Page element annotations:
----------
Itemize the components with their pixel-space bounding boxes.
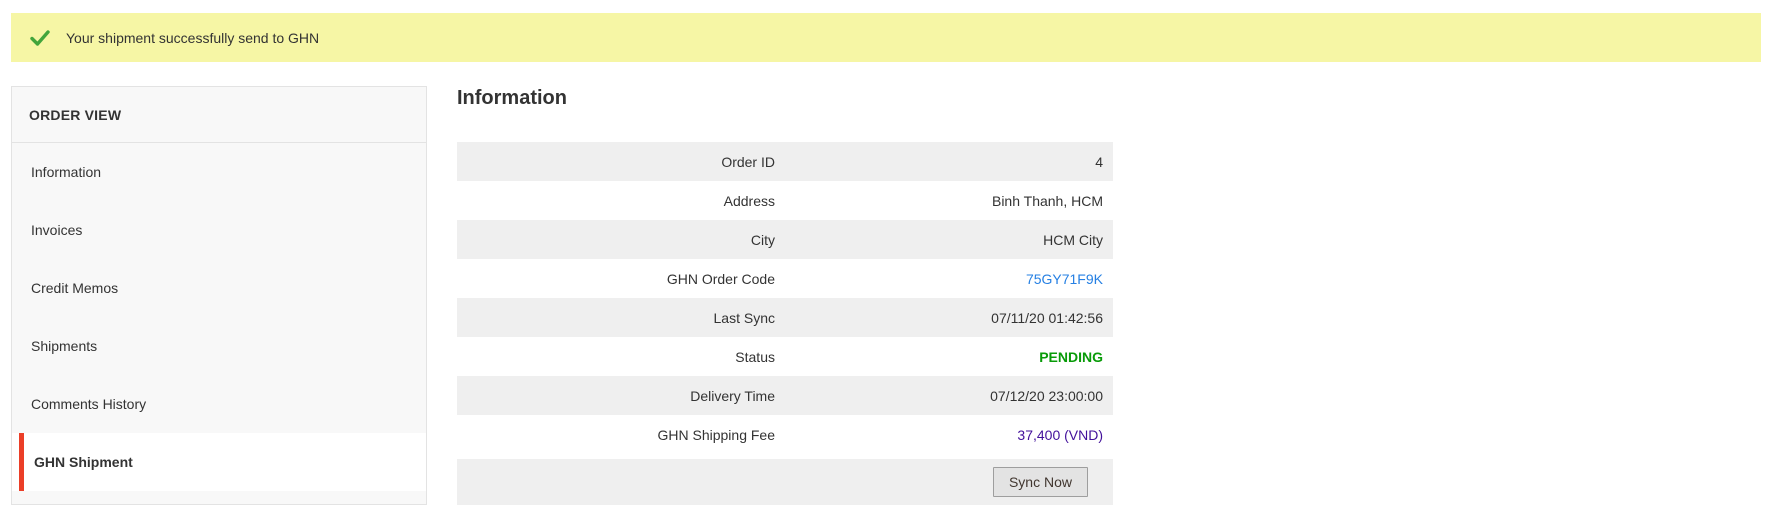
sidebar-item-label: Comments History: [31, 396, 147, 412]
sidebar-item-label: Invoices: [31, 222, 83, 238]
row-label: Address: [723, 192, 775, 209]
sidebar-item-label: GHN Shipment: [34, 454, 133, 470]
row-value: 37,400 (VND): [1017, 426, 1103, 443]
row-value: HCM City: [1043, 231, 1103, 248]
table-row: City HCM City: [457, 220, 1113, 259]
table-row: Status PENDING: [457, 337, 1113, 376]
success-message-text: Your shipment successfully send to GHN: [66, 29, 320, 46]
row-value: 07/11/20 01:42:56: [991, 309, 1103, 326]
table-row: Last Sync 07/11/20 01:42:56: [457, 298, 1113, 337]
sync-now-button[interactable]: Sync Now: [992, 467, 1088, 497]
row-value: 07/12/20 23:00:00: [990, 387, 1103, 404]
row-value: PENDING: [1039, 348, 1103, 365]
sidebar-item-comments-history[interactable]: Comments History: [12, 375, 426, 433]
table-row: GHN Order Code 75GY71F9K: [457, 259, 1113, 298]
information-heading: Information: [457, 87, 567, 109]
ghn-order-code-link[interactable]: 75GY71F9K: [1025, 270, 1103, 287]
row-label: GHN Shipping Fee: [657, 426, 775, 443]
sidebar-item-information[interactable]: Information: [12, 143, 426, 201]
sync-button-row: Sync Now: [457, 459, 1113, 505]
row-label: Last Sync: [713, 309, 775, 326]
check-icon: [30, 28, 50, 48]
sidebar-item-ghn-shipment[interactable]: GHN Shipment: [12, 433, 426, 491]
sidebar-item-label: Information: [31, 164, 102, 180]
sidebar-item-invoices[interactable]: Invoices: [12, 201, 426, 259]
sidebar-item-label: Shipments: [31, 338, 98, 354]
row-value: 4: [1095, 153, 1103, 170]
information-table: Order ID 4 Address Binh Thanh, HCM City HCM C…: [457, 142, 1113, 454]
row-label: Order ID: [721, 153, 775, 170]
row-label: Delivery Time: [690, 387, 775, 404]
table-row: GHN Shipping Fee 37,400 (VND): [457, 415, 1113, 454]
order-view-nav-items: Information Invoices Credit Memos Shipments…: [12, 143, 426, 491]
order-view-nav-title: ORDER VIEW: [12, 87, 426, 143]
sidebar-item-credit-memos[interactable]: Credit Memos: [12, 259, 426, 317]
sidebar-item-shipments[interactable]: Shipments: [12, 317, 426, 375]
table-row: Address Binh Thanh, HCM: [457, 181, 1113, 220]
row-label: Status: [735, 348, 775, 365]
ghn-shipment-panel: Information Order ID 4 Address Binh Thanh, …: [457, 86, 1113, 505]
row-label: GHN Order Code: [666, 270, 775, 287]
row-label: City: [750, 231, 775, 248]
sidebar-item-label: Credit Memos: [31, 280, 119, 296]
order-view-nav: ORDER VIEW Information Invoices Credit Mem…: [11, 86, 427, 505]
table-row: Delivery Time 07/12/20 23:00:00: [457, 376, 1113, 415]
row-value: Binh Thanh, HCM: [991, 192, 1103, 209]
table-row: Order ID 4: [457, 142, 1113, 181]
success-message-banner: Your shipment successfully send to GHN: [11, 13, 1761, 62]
----------
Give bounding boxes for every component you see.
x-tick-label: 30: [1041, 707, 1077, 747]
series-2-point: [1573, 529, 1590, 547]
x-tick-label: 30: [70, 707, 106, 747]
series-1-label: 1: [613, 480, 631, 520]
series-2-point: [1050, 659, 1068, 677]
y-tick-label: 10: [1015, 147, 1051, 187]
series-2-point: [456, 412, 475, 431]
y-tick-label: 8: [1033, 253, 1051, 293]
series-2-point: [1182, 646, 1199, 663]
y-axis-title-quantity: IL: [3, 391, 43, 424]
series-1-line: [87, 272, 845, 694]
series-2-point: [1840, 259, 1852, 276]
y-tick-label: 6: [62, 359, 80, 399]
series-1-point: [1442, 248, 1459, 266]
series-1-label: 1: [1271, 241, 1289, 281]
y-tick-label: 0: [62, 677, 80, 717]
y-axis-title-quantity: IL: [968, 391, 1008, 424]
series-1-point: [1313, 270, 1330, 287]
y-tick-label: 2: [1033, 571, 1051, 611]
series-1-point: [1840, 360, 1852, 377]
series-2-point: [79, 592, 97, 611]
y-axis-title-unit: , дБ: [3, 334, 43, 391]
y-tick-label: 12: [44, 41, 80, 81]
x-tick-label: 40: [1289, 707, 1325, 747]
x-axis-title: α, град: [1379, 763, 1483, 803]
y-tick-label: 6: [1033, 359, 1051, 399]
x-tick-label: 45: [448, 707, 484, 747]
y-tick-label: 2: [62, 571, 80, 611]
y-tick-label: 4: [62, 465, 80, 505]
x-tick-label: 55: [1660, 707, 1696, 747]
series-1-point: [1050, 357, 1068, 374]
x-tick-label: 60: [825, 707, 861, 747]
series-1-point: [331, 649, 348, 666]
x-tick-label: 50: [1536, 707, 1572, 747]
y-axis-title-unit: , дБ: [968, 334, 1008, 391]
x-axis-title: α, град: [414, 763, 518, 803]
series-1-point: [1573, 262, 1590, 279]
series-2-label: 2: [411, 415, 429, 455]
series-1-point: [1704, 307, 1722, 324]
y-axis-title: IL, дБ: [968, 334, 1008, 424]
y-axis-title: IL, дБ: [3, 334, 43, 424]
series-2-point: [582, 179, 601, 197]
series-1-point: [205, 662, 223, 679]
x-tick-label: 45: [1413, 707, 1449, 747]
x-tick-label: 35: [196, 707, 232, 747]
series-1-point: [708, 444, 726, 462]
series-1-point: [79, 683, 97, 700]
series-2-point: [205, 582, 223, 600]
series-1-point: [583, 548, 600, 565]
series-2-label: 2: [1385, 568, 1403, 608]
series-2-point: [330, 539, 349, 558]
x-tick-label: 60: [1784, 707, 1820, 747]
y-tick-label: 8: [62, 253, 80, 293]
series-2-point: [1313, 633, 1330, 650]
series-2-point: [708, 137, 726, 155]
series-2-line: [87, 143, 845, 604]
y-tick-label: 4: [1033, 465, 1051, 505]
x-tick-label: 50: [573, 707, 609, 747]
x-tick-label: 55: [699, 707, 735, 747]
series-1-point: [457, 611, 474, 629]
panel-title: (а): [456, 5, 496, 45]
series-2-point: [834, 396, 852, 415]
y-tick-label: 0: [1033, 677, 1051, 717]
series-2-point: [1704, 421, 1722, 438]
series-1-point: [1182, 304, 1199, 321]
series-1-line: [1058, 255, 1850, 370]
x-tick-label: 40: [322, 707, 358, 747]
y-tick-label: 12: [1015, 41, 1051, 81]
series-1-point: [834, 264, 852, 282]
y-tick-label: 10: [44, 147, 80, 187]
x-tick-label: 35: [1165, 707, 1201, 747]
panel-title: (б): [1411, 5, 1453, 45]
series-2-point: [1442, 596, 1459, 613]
----------
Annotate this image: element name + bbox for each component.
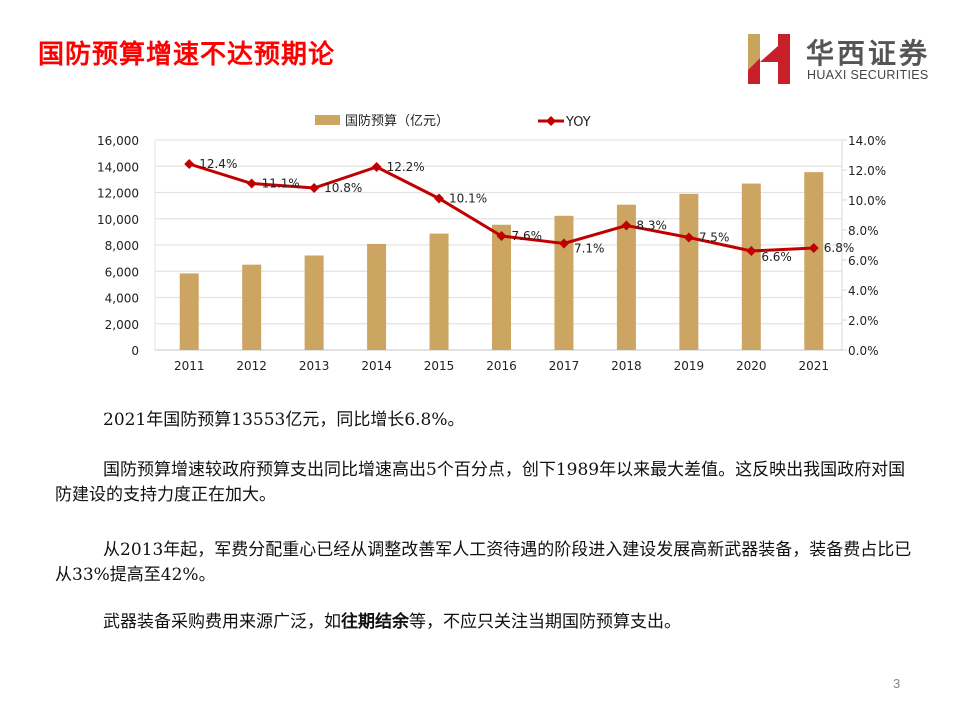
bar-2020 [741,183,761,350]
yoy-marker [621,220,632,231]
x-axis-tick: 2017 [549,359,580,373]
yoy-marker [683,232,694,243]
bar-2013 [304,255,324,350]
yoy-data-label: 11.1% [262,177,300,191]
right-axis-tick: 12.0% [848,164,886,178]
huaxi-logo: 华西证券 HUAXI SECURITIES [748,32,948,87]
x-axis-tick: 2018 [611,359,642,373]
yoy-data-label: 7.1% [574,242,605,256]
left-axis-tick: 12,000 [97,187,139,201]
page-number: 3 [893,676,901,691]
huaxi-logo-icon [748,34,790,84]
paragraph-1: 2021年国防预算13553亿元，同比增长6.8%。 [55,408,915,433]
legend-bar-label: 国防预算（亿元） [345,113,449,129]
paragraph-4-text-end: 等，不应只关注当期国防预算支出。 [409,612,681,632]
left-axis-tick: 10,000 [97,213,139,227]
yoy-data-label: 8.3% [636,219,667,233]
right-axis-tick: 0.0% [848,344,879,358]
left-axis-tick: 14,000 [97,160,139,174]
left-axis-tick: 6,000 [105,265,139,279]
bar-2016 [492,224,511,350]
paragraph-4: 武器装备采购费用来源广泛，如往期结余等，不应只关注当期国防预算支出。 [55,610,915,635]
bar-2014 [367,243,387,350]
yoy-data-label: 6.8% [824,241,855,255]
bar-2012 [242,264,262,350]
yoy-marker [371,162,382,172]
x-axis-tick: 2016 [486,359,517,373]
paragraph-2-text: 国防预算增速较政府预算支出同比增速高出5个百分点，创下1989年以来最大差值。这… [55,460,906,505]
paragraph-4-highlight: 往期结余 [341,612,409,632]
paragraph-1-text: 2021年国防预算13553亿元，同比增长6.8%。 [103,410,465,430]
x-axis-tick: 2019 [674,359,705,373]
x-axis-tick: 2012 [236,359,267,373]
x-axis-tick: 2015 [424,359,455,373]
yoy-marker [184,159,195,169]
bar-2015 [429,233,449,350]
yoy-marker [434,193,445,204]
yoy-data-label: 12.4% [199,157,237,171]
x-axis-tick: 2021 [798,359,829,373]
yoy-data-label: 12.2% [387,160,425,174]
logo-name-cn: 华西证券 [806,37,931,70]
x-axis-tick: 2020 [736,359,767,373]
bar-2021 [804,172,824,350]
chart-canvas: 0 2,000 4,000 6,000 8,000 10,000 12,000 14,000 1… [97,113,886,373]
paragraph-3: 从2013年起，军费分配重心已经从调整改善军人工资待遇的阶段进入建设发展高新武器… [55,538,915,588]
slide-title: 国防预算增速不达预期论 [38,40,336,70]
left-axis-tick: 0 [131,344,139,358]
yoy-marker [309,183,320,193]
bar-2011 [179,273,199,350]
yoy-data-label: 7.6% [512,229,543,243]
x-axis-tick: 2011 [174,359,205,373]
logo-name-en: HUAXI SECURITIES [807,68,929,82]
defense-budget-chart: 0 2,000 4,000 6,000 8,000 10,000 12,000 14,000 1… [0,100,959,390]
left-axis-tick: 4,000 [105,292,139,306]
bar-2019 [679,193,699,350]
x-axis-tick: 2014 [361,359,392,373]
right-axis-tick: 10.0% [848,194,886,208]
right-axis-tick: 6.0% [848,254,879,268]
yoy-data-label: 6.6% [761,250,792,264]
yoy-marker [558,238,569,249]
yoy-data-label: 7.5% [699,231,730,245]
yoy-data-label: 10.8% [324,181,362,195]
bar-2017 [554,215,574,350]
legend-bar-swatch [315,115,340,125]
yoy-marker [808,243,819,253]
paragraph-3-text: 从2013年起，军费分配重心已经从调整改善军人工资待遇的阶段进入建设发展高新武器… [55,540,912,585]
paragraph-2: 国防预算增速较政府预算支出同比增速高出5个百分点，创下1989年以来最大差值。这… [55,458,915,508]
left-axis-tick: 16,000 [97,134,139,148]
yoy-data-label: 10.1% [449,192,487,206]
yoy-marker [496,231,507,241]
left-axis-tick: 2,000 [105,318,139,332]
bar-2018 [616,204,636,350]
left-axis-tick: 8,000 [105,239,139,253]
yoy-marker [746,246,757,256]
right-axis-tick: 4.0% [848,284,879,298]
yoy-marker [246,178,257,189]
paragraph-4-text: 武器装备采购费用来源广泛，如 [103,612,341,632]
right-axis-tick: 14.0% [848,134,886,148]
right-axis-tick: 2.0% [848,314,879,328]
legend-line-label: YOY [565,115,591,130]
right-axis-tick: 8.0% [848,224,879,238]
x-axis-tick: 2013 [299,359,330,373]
----------
Work to be completed - Copy the lines of data word for word, starting with the line that contains "bar-2020 [741,183,761,350]" and going on through the line that contains "paragraph-4-text-end: 等，不应只关注当期国防预算支出。 [409,612,681,632]", both included.

Answer to this problem -
bar-2020 [741,183,761,350]
yoy-marker [621,220,632,231]
x-axis-tick: 2017 [549,359,580,373]
yoy-marker [683,232,694,243]
bar-2013 [304,255,324,350]
yoy-data-label: 11.1% [262,177,300,191]
right-axis-tick: 12.0% [848,164,886,178]
huaxi-logo: 华西证券 HUAXI SECURITIES [748,32,948,87]
x-axis-tick: 2018 [611,359,642,373]
yoy-data-label: 7.1% [574,242,605,256]
left-axis-tick: 12,000 [97,187,139,201]
page-number: 3 [893,676,901,691]
huaxi-logo-icon [748,34,790,84]
paragraph-1: 2021年国防预算13553亿元，同比增长6.8%。 [55,408,915,433]
legend-bar-label: 国防预算（亿元） [345,113,449,129]
paragraph-4-text-end: 等，不应只关注当期国防预算支出。 [409,612,681,632]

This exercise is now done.